*WHAT THE TASK ASKS*: Would you repeat the listing exactly but omit every picture?

-------- INPUT ROWS

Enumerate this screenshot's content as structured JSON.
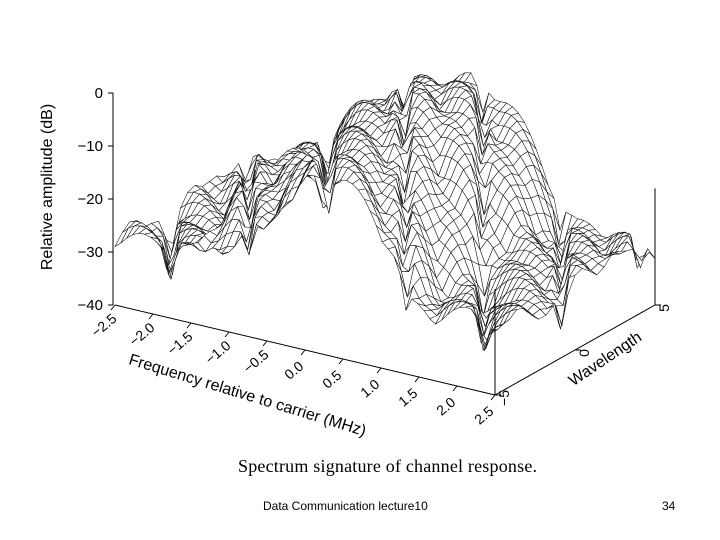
{
  "slide": {
    "footer_left": "Data Communication lecture10",
    "page_number": "34"
  },
  "chart_data": {
    "type": "surface-3d",
    "title": "Spectrum signature of channel response.",
    "zlabel": "Relative amplitude (dB)",
    "xlabel": "Frequency relative to carrier (MHz)",
    "ylabel": "Wavelength",
    "z_ticks": [
      "0",
      "−10",
      "−20",
      "−30",
      "−40"
    ],
    "z_tick_values": [
      0,
      -10,
      -20,
      -30,
      -40
    ],
    "x_ticks": [
      "−2.5",
      "−2.0",
      "−1.5",
      "−1.0",
      "−0.5",
      "0.0",
      "0.5",
      "1.0",
      "1.5",
      "2.0",
      "2.5"
    ],
    "x_tick_values": [
      -2.5,
      -2.0,
      -1.5,
      -1.0,
      -0.5,
      0.0,
      0.5,
      1.0,
      1.5,
      2.0,
      2.5
    ],
    "y_ticks": [
      "−5",
      "0",
      "5"
    ],
    "y_tick_values": [
      -5,
      0,
      5
    ],
    "xlim": [
      -2.5,
      2.5
    ],
    "ylim": [
      -5,
      5
    ],
    "zlim": [
      -40,
      0
    ],
    "surface_description": {
      "peak_level_db": -3,
      "edge_level_db": -20,
      "main_lobe_halfwidth_mhz": 1.4,
      "ripple_notches_db": -28
    },
    "colors": {
      "mesh_line": "#111111",
      "surface_fill": "#ffffff",
      "axis": "#000000"
    }
  }
}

----------------

*ANSWER TO THIS TASK*:
Enumerate this screenshot's content as structured JSON.
{
  "slide": {
    "footer_left": "Data Communication lecture10",
    "page_number": "34"
  },
  "chart_data": {
    "type": "surface-3d",
    "title": "Spectrum signature of channel response.",
    "zlabel": "Relative amplitude (dB)",
    "xlabel": "Frequency relative to carrier (MHz)",
    "ylabel": "Wavelength",
    "z_ticks": [
      "0",
      "−10",
      "−20",
      "−30",
      "−40"
    ],
    "z_tick_values": [
      0,
      -10,
      -20,
      -30,
      -40
    ],
    "x_ticks": [
      "−2.5",
      "−2.0",
      "−1.5",
      "−1.0",
      "−0.5",
      "0.0",
      "0.5",
      "1.0",
      "1.5",
      "2.0",
      "2.5"
    ],
    "x_tick_values": [
      -2.5,
      -2.0,
      -1.5,
      -1.0,
      -0.5,
      0.0,
      0.5,
      1.0,
      1.5,
      2.0,
      2.5
    ],
    "y_ticks": [
      "−5",
      "0",
      "5"
    ],
    "y_tick_values": [
      -5,
      0,
      5
    ],
    "xlim": [
      -2.5,
      2.5
    ],
    "ylim": [
      -5,
      5
    ],
    "zlim": [
      -40,
      0
    ],
    "surface_description": {
      "peak_level_db": -3,
      "edge_level_db": -20,
      "main_lobe_halfwidth_mhz": 1.4,
      "ripple_notches_db": -28
    },
    "colors": {
      "mesh_line": "#111111",
      "surface_fill": "#ffffff",
      "axis": "#000000"
    }
  }
}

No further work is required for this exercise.